• Exercise brief
Which body fields does the rerank API reference mark as required?

• Supplied passage
Bearer authentication header of the form Bearer <token>, where <token> is your auth token.

Headers

X-Provider
string
default:nugen-infer-align

Body

application/json

Rerank request schema for API v3

model
string
required

Model ID to use for reranking

Example:

"bge-reranker-v2-m3"

query
string
required

Search query

Example:

"What is Python?"

documents
(string | object)[]
required

Documents to rank

Example:
[
"Python is a programming language",
"Java is a language"
]
method
enum<string>
default:fast

Rerank method: fast (bi-encoder), standard (cross-encoder), optimal (hybrid bi+cross), best (subspace+attention)

Available options:
fast,
standard,
optimal,
best
model_cross
string | null

Cross-encoder model (required for standard/optimal methods)

top_n
integer | null

Return top N results

Required range: x >= 1
stage1_top_k
integer
default:100

Stage 1 top-k for hybrid methods (optimal/best)

Required range: x >= 1
max_tokens_per_doc
integer
default:512

Max tokens per document

Required range: x >= 1
batch_size
integer | null

Batch size for processing

Required range: x >= 1
return_documents
boolean
default:false

Include documents in response

Response

Return the reranked chunks based on similarity

• Entries supplied
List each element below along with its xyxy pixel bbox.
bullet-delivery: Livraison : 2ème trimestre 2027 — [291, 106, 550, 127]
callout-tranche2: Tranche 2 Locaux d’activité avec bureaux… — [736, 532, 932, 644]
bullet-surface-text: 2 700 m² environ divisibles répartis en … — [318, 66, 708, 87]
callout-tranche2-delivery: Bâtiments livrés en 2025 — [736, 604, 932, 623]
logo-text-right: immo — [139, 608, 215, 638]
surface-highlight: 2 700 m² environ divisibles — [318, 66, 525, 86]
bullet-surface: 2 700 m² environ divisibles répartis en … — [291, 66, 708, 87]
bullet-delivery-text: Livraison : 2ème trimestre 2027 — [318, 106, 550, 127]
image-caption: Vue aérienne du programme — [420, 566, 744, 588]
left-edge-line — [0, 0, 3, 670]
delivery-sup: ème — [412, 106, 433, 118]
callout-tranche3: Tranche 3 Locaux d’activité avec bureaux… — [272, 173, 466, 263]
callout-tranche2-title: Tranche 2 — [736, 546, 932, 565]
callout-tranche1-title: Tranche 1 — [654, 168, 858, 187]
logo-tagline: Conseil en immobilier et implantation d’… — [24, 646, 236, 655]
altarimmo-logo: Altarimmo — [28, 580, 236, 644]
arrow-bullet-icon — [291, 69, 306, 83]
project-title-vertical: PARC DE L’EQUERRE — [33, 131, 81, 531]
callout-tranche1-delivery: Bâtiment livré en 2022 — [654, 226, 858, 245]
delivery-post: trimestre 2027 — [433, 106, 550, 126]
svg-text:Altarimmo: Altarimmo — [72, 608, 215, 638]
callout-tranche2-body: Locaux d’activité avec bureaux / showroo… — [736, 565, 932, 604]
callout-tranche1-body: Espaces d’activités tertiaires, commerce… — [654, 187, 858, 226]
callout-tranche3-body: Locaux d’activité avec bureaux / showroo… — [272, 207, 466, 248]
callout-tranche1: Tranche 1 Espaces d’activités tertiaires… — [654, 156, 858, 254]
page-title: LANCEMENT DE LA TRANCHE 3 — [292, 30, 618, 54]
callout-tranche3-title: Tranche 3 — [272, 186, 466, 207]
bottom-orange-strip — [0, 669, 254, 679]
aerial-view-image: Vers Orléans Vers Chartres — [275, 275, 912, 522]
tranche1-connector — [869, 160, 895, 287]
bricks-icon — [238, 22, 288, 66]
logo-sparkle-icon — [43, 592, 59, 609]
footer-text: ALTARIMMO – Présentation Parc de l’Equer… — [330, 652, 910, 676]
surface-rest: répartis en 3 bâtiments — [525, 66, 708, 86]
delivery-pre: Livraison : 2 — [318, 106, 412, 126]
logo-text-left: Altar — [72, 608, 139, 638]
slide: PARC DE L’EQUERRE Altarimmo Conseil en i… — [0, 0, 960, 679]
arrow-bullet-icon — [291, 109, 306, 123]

• Expected answer
model, query, documents